**EXERCISE AIM:**
Report only the number of lines in the material that contain the string "perf", matching case exactly.

[START SOURCE DATA]

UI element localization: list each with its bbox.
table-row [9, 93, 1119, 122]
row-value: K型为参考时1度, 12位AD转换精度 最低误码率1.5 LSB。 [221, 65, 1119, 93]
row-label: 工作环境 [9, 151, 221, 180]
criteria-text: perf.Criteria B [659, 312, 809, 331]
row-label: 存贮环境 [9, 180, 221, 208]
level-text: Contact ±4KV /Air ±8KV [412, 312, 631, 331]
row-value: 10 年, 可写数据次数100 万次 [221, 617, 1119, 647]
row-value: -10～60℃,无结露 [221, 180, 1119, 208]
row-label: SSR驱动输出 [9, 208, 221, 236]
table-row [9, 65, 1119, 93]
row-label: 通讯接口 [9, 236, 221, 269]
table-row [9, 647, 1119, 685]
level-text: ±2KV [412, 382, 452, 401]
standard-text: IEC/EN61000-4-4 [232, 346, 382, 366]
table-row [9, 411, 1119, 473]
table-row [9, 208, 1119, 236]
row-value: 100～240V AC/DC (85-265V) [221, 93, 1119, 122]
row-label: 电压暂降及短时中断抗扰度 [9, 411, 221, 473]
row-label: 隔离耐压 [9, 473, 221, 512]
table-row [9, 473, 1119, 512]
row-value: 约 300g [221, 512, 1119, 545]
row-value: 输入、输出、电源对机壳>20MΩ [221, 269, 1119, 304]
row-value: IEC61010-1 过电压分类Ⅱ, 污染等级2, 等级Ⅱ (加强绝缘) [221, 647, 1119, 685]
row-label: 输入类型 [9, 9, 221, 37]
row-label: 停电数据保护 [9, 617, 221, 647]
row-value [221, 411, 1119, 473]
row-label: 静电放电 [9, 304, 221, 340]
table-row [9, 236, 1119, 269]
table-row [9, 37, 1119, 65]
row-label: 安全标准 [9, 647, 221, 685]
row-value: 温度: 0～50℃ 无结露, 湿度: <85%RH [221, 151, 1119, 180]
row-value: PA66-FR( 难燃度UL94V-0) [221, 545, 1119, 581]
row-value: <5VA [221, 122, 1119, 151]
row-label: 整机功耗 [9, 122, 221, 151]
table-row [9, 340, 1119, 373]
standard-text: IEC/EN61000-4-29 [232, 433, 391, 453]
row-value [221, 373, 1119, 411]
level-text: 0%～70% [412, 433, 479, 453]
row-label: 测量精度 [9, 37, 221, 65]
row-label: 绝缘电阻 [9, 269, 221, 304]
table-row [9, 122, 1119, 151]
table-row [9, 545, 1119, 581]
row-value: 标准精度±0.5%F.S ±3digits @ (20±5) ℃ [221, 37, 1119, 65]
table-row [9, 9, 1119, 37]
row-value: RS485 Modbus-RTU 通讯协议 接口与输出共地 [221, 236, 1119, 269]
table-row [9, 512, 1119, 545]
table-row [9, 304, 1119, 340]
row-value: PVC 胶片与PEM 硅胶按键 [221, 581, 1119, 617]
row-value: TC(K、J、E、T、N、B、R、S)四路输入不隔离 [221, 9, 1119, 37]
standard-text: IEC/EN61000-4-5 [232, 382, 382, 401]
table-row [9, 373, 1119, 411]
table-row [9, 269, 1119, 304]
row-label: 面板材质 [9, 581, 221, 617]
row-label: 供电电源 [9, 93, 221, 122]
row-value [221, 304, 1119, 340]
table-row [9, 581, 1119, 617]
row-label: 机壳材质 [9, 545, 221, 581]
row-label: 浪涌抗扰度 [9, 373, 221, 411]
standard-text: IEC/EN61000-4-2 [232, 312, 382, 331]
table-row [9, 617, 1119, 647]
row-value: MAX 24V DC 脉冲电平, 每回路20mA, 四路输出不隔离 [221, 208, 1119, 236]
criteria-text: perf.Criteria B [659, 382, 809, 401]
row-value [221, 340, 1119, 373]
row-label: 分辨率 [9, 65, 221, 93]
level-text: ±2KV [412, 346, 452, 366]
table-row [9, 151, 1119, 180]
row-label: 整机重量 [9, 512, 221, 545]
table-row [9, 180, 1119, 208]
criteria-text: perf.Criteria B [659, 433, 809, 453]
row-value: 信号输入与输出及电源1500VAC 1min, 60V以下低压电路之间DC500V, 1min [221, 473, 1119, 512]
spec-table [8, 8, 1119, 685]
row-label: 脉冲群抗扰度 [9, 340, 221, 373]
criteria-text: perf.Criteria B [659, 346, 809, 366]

[END SOURCE DATA]

**RESULT BELOW:**
4